Dataset records on visual material
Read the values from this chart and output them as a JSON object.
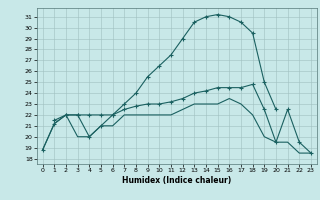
{
  "xlabel": "Humidex (Indice chaleur)",
  "background_color": "#c8e8e8",
  "grid_color": "#a0c0c0",
  "line_color": "#1a6060",
  "xlim": [
    -0.5,
    23.5
  ],
  "ylim": [
    17.5,
    31.8
  ],
  "xticks": [
    0,
    1,
    2,
    3,
    4,
    5,
    6,
    7,
    8,
    9,
    10,
    11,
    12,
    13,
    14,
    15,
    16,
    17,
    18,
    19,
    20,
    21,
    22,
    23
  ],
  "yticks": [
    18,
    19,
    20,
    21,
    22,
    23,
    24,
    25,
    26,
    27,
    28,
    29,
    30,
    31
  ],
  "line1_x": [
    1,
    2,
    3,
    4,
    5,
    6,
    7,
    8,
    9,
    10,
    11,
    12,
    13,
    14,
    15,
    16,
    17,
    18,
    19,
    20
  ],
  "line1_y": [
    21.5,
    22,
    22,
    20,
    21,
    22,
    23,
    24,
    25.5,
    26.5,
    27.5,
    29,
    30.5,
    31,
    31.2,
    31,
    30.5,
    29.5,
    25,
    22.5
  ],
  "line2_x": [
    0,
    1,
    2,
    3,
    4,
    5,
    6,
    7,
    8,
    9,
    10,
    11,
    12,
    13,
    14,
    15,
    16,
    17,
    18,
    19,
    20,
    21,
    22,
    23
  ],
  "line2_y": [
    18.8,
    21.2,
    22,
    22,
    22,
    22,
    22,
    22.5,
    22.8,
    23,
    23,
    23.2,
    23.5,
    24,
    24.2,
    24.5,
    24.5,
    24.5,
    24.8,
    22.5,
    19.5,
    22.5,
    19.5,
    18.5
  ],
  "line3_x": [
    0,
    1,
    2,
    3,
    4,
    5,
    6,
    7,
    8,
    9,
    10,
    11,
    12,
    13,
    14,
    15,
    16,
    17,
    18,
    19,
    20,
    21,
    22,
    23
  ],
  "line3_y": [
    18.8,
    21.2,
    22,
    20,
    20,
    21,
    21,
    22,
    22,
    22,
    22,
    22,
    22.5,
    23,
    23,
    23,
    23.5,
    23,
    22,
    20,
    19.5,
    19.5,
    18.5,
    18.5
  ]
}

Work to complete:
All of the lines above should be retyped precisely, apart from the pictures.

Exercise response:
Read the values from this chart and output them as a JSON object.
{
  "xlabel": "Humidex (Indice chaleur)",
  "background_color": "#c8e8e8",
  "grid_color": "#a0c0c0",
  "line_color": "#1a6060",
  "xlim": [
    -0.5,
    23.5
  ],
  "ylim": [
    17.5,
    31.8
  ],
  "xticks": [
    0,
    1,
    2,
    3,
    4,
    5,
    6,
    7,
    8,
    9,
    10,
    11,
    12,
    13,
    14,
    15,
    16,
    17,
    18,
    19,
    20,
    21,
    22,
    23
  ],
  "yticks": [
    18,
    19,
    20,
    21,
    22,
    23,
    24,
    25,
    26,
    27,
    28,
    29,
    30,
    31
  ],
  "line1_x": [
    1,
    2,
    3,
    4,
    5,
    6,
    7,
    8,
    9,
    10,
    11,
    12,
    13,
    14,
    15,
    16,
    17,
    18,
    19,
    20
  ],
  "line1_y": [
    21.5,
    22,
    22,
    20,
    21,
    22,
    23,
    24,
    25.5,
    26.5,
    27.5,
    29,
    30.5,
    31,
    31.2,
    31,
    30.5,
    29.5,
    25,
    22.5
  ],
  "line2_x": [
    0,
    1,
    2,
    3,
    4,
    5,
    6,
    7,
    8,
    9,
    10,
    11,
    12,
    13,
    14,
    15,
    16,
    17,
    18,
    19,
    20,
    21,
    22,
    23
  ],
  "line2_y": [
    18.8,
    21.2,
    22,
    22,
    22,
    22,
    22,
    22.5,
    22.8,
    23,
    23,
    23.2,
    23.5,
    24,
    24.2,
    24.5,
    24.5,
    24.5,
    24.8,
    22.5,
    19.5,
    22.5,
    19.5,
    18.5
  ],
  "line3_x": [
    0,
    1,
    2,
    3,
    4,
    5,
    6,
    7,
    8,
    9,
    10,
    11,
    12,
    13,
    14,
    15,
    16,
    17,
    18,
    19,
    20,
    21,
    22,
    23
  ],
  "line3_y": [
    18.8,
    21.2,
    22,
    20,
    20,
    21,
    21,
    22,
    22,
    22,
    22,
    22,
    22.5,
    23,
    23,
    23,
    23.5,
    23,
    22,
    20,
    19.5,
    19.5,
    18.5,
    18.5
  ]
}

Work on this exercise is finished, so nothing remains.